Stated task 1 >>
Repeat the rows word for word, from the first row through the line holding "depth-tick-marks xyxy=(30,45,647,532)", inclusive.

++++++

Yeah, I don't get it either.
Nobody out there has noticed four odd strangers riding horses or anything, right?
Just checking.
Saturday, 4 August 2007
Janeism
When I first heard about this movie I thought for sure that they'd probably cast some Hollywood beauty to play an author who wasn't really considered a beauty even by her family.
When I heard more about the plot, my thought was that they'd probably go the easy route of deciding that Tom Lefroy was somehow the love of her life rather than a slight flirtation when she was a teenager.
What can I say? I'd be prouder of being right on both counts if it wasn't for the fact that probably every Jane Austen fan in the world could have predicted them. Predicted them even without knowing that such a movie was in the works. Go up to a true Jane Austen fan, say "wouldn't it be cool if they made a movie about Jane Austen's early life," and the Janeite will say, "oh, they'd just cast some pretty little bubblehead and give her a phony romance."
Um, not that I'm saying that Anne Hathaway is a bubblehead. I doubt very much that she is. She's also no Jane Austen.
Don't you just hate literary snobs?
The problem with Jane Austen movies overall (but remember: all blanket statements are bad) is that they take something that is undeniably popular with a certain, fairly specialist crowd and try to translate it into a very populist medium. It's inevitable that the things that make Joe (Jane?) Moviegoer happy are going to niggle at or outright annoy people who not only know all of the books backwards and forwards but have also read all of her extant letters, juvenilia, and a helluva lot of Georgian background material besides.
*sheepishly admits to being one of the latter*
OLF, if you recall. When I decide that I like something, I don't usually go about liking it just halfway.
I really like Jane Austen. I own well-read copies of all of the books, letters, and other writings. I have several biographies on my shelf and have read many others. I was, for a while, a very active member of a Jane Austen forum until I got tired of the circular arguments which only seemed to be interrupted by teenaged requests for homework help.
And when it comes to the movies, I'm one of the hard-to-please types who more than likely frustrate the heck out of producers. Yes, I notice behaviours that, while they may be expected by a modern audience, are such flagrant violations of the all-important social rules of the time that they make me wonder if the filmmakers actually bothered to read the books. And yes, anachronistic props or costumes annoy me.
You're probably wondering by now if I've actually even seen a Jane Austen movie. I mean, if I find them so frustrating wouldn't I just avoid them?
Well, no.
There are a couple of decent ones, you see. The decent ones, with all of their faults, make you think that possibly, just possibly, someone will come up with a way to make a truly great movie out of one of these truly great stories that could be all things to all people. It's never going to happen, but the hope stays. Like the person in the article I linked to above says, the favourite Jane Austen movie is always "The next one. The one that will be perfect."
Having said that, I do have ones that I like. The Firth/Ehle Pride and Prejudice is classic, and since it's a miniseries they didn't have to try to squeeze everything into a couple of hours. It's not perfect, but it's enjoyable. I liked Persuasion even more, though I cringed when Wentworth asked her father for Anne's hand in the middle of an evening party. So, so not done. What was nice about that movie, though, was that they didn't try to make the surroundings and costumes perfect. It all looked a bit more "real" than you normally see in a period movie. Even the low light levels in some scenes seemed right. These people did, after all, live by candlelight.

++++++

Stated task 2 >>
Duplicate the part of the post on Jane Austen movies between "I really like" and "costumes annoy me.", inclusive, with no changes.

++++++

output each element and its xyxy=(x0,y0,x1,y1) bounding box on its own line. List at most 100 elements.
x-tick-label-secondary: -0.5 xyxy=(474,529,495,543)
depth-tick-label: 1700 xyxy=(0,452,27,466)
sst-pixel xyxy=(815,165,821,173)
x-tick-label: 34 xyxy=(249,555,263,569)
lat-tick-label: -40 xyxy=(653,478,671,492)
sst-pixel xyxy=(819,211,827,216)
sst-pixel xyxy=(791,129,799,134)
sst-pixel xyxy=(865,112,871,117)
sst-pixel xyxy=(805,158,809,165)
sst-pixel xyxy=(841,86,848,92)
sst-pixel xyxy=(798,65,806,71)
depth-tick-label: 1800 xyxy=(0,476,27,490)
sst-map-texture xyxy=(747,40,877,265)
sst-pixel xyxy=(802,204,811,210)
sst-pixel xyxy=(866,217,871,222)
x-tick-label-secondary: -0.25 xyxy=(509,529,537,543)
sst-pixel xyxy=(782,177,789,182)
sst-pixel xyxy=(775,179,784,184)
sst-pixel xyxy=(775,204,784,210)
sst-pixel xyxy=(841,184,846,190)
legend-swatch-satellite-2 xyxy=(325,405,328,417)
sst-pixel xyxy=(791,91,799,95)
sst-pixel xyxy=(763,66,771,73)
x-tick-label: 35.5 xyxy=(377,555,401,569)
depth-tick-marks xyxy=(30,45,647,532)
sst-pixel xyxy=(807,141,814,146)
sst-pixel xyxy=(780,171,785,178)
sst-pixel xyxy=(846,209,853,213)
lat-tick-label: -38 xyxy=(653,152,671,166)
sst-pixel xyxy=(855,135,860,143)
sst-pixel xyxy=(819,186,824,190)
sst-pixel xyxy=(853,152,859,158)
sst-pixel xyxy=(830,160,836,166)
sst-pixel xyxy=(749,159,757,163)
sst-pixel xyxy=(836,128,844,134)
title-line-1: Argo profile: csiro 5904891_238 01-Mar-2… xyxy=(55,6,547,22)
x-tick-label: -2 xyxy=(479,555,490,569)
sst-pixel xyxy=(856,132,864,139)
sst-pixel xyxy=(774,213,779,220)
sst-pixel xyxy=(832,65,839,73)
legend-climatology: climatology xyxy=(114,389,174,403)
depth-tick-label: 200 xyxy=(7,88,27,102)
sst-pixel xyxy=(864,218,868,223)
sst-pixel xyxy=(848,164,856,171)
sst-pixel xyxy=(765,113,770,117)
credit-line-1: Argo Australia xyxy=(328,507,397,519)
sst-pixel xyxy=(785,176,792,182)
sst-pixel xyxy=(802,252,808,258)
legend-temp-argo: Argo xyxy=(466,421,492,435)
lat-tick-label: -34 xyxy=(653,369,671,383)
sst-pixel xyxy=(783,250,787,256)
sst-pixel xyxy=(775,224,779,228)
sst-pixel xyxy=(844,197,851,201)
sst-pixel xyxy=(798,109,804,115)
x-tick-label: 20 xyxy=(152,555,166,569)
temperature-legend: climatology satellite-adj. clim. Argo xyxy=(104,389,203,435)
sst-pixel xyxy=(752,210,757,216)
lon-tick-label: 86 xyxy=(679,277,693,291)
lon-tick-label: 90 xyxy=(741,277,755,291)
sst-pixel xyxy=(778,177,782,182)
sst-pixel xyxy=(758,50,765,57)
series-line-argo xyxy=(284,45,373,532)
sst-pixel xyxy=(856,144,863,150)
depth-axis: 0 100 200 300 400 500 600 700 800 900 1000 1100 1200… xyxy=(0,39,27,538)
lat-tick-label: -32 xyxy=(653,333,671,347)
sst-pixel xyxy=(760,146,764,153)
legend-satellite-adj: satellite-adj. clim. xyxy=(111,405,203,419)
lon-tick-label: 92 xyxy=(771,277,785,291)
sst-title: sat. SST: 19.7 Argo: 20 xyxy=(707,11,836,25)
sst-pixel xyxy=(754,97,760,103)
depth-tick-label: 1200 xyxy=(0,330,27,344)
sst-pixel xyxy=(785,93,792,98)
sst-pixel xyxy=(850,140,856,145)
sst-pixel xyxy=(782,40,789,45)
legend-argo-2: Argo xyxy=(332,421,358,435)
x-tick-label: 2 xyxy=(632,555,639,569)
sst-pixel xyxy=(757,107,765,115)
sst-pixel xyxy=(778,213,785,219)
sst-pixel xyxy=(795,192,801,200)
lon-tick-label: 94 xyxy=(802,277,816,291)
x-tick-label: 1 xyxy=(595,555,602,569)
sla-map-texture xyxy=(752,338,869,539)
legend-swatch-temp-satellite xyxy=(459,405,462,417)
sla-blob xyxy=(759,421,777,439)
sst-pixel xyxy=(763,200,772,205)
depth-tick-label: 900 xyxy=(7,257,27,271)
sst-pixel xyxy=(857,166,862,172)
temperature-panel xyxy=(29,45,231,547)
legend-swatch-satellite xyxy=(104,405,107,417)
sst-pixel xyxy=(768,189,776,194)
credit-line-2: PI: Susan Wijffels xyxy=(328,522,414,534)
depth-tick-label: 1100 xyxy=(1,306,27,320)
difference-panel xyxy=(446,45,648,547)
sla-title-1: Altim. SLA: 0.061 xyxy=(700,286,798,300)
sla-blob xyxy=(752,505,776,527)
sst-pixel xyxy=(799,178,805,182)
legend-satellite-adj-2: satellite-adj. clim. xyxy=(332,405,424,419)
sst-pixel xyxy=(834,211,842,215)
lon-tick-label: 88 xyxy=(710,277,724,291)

++++++

Complete answer 1 >>
output each element and its xyxy=(x0,y0,x1,y1) bounding box on its own line. List at most 100 elements.
x-tick-label-secondary: -0.5 xyxy=(474,529,495,543)
depth-tick-label: 1700 xyxy=(0,452,27,466)
sst-pixel xyxy=(815,165,821,173)
x-tick-label: 34 xyxy=(249,555,263,569)
lat-tick-label: -40 xyxy=(653,478,671,492)
sst-pixel xyxy=(819,211,827,216)
sst-pixel xyxy=(791,129,799,134)
sst-pixel xyxy=(865,112,871,117)
sst-pixel xyxy=(805,158,809,165)
sst-pixel xyxy=(841,86,848,92)
sst-pixel xyxy=(798,65,806,71)
depth-tick-label: 1800 xyxy=(0,476,27,490)
sst-map-texture xyxy=(747,40,877,265)
sst-pixel xyxy=(802,204,811,210)
sst-pixel xyxy=(866,217,871,222)
x-tick-label-secondary: -0.25 xyxy=(509,529,537,543)
sst-pixel xyxy=(782,177,789,182)
sst-pixel xyxy=(775,179,784,184)
sst-pixel xyxy=(775,204,784,210)
sst-pixel xyxy=(841,184,846,190)
legend-swatch-satellite-2 xyxy=(325,405,328,417)
sst-pixel xyxy=(791,91,799,95)
sst-pixel xyxy=(763,66,771,73)
x-tick-label: 35.5 xyxy=(377,555,401,569)
depth-tick-marks xyxy=(30,45,647,532)

Complete answer 2 >>
I really like Jane Austen. I own well-read copies of all of the books, letters, and other writings. I have several biographies on my shelf and have read many others. I was, for a while, a very active member of a Jane Austen forum until I got tired of the circular arguments which only seemed to be interrupted by teenaged requests for homework help.
And when it comes to the movies, I'm one of the hard-to-please types who more than likely frustrate the heck out of producers. Yes, I notice behaviours that, while they may be expected by a modern audience, are such flagrant violations of the all-important social rules of the time that they make me wonder if the filmmakers actually bothered to read the books. And yes, anachronistic props or costumes annoy me.